*OBJECTIVE*:
Wherever "Mobile" appears in a line, copy that line.

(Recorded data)
■ ■ ■ ■ ■ ■ ■

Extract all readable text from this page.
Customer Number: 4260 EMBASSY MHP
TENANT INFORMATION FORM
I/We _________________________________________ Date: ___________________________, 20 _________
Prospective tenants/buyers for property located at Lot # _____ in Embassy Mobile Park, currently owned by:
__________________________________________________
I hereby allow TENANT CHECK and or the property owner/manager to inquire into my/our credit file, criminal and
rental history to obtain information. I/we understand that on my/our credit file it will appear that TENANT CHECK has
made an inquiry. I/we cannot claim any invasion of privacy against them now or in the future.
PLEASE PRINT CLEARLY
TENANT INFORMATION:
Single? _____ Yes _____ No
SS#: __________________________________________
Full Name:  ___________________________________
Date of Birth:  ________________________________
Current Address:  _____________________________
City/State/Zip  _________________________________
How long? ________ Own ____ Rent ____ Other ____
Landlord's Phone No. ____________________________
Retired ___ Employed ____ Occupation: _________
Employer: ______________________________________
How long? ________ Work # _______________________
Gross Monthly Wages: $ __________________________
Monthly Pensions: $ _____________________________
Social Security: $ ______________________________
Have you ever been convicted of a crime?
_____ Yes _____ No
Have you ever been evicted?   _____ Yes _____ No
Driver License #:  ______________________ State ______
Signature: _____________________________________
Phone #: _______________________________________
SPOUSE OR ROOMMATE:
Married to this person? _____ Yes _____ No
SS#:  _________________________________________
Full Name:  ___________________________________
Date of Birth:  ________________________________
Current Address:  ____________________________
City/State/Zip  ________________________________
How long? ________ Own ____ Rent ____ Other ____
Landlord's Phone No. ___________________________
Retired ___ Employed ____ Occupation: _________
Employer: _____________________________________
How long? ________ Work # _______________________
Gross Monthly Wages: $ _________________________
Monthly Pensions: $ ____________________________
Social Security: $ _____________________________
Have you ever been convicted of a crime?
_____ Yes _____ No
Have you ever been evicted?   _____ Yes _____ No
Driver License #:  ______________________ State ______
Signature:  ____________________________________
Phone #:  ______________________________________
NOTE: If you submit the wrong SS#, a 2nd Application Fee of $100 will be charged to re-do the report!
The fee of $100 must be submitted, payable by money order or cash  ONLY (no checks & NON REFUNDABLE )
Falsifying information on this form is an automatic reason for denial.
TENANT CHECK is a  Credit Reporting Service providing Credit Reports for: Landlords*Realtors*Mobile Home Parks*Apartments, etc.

■ ■ ■ ■ ■ ■ ■

*RESULT OF THIS EXERCISE*:
Prospective tenants/buyers for property located at Lot # _____ in Embassy Mobile Park, currently owned by:
TENANT CHECK is a  Credit Reporting Service providing Credit Reports for: Landlords*Realtors*Mobile Home Parks*Apartments, etc.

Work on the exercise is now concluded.